TEXTAUSZUG:
Markus Mayer für Berlin-Marathon in Bestform PDF Drucken E-Mail
Geschrieben von Uwe Schneider   

Am 7. September startete unser Langstreckler Markus Mayer im Rahmen des großen Marathontages in Niedernhall in der Aktivenklasse über die Halbmarathondistanz. Dieser Wettkampf galt als letzter Test für den in 3 Wochen stattfindenden Berlin-Marathon, bei dem Markus sein großes Ziel, nämlich eine Zeit klar unter 3 Stunden, endgültig erreichen will. Dafür hat er sich in den letzten Wochen intensiv und beschwerdefrei vorbereiten können.

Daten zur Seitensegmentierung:
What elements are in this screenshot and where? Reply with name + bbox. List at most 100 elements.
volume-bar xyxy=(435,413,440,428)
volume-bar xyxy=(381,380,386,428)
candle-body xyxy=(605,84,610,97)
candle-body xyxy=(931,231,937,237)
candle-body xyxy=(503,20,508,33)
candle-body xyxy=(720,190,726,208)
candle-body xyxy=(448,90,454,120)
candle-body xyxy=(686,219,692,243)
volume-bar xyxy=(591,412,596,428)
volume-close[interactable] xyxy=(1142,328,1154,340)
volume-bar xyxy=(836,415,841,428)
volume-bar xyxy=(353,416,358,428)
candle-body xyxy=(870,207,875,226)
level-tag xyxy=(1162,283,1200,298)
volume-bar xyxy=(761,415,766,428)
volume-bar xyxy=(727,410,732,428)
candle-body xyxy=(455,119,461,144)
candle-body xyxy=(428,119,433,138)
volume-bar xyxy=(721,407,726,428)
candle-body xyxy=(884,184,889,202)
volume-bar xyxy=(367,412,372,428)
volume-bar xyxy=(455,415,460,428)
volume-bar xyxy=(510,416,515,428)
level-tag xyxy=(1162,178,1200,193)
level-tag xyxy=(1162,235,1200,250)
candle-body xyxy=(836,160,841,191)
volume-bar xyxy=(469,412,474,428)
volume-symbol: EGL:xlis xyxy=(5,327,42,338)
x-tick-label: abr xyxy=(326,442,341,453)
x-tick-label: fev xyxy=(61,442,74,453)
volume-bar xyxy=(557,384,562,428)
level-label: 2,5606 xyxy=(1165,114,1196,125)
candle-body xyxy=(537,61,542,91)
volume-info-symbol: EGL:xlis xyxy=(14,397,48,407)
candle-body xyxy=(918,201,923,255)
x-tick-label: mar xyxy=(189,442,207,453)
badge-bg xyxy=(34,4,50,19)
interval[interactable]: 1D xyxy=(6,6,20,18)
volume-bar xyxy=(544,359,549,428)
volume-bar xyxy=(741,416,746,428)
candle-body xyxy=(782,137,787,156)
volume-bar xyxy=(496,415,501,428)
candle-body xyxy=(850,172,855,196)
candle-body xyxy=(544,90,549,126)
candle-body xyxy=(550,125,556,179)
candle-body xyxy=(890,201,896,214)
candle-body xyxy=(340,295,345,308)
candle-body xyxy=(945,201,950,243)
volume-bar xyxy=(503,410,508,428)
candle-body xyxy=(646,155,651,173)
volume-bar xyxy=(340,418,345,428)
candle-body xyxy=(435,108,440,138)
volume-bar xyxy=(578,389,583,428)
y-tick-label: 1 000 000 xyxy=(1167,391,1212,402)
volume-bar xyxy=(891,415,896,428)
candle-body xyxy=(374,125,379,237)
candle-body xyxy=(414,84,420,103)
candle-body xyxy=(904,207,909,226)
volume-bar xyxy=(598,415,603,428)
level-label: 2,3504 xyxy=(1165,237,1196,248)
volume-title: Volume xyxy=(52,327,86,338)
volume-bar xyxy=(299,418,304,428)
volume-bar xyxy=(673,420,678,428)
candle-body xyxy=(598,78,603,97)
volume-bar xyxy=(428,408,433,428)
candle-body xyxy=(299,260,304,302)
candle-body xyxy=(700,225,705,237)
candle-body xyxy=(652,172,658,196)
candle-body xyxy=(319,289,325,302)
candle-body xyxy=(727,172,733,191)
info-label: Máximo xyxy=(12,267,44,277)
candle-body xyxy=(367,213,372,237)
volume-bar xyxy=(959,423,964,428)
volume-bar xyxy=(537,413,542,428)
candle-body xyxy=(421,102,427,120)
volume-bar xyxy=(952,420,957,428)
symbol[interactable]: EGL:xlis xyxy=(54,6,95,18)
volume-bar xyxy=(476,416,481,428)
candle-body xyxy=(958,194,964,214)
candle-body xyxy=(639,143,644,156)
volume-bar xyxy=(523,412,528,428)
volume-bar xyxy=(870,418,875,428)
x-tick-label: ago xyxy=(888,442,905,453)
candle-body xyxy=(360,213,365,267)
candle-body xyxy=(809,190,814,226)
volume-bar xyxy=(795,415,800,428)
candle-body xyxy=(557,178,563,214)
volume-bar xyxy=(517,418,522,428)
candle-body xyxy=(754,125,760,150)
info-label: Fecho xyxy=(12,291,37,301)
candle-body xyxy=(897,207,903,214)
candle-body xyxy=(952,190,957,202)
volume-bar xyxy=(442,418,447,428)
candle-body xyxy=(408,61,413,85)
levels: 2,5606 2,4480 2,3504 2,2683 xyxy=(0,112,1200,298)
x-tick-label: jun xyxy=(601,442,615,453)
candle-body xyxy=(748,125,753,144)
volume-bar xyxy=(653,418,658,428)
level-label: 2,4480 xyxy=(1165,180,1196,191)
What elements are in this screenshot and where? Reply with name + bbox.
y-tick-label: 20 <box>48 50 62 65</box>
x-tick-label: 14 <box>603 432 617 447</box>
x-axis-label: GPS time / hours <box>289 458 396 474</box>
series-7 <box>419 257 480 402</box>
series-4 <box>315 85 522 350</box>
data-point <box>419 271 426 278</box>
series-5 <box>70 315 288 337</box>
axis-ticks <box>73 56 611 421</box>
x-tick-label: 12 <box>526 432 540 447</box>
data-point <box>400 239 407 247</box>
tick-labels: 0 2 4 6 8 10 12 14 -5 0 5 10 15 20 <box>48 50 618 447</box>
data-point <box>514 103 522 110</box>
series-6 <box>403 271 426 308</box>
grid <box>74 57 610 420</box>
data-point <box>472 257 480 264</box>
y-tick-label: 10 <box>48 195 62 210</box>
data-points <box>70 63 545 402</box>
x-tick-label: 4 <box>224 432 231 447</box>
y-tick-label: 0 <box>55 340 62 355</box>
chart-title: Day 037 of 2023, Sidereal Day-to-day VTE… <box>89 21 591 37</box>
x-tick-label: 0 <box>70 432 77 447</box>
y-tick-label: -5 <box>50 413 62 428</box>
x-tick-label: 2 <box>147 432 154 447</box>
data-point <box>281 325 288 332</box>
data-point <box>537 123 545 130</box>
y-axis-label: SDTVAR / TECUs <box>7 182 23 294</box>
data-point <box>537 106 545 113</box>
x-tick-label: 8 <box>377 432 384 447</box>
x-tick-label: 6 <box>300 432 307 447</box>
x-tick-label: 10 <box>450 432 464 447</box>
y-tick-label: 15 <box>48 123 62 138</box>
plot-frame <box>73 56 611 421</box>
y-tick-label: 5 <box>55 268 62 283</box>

ARBEITSAUFTRÄGE:
(1) Beantworte anhand des Textauszugs über Markus Mayer:
(a) Wer hat den Beitrag geschrieben?
(b) Über welche Distanz startete Markus Mayer in Niedernhall?
(c) Welche Zeit will er beim Berlin-Marathon erreichen?
(2) Liste alle Zeitangaben aus dem Textauszug über Markus Mayer auf: Datum, Zeiträume und angestrebte Laufzeit.

LÖSUNGEN:
(1)
(a) Uwe Schneider
(b) Über die Halbmarathondistanz
(c) Eine Zeit klar unter 3 Stunden

(2)
- 7. September
- in 3 Wochen
- in den letzten Wochen
- klar unter 3 Stunden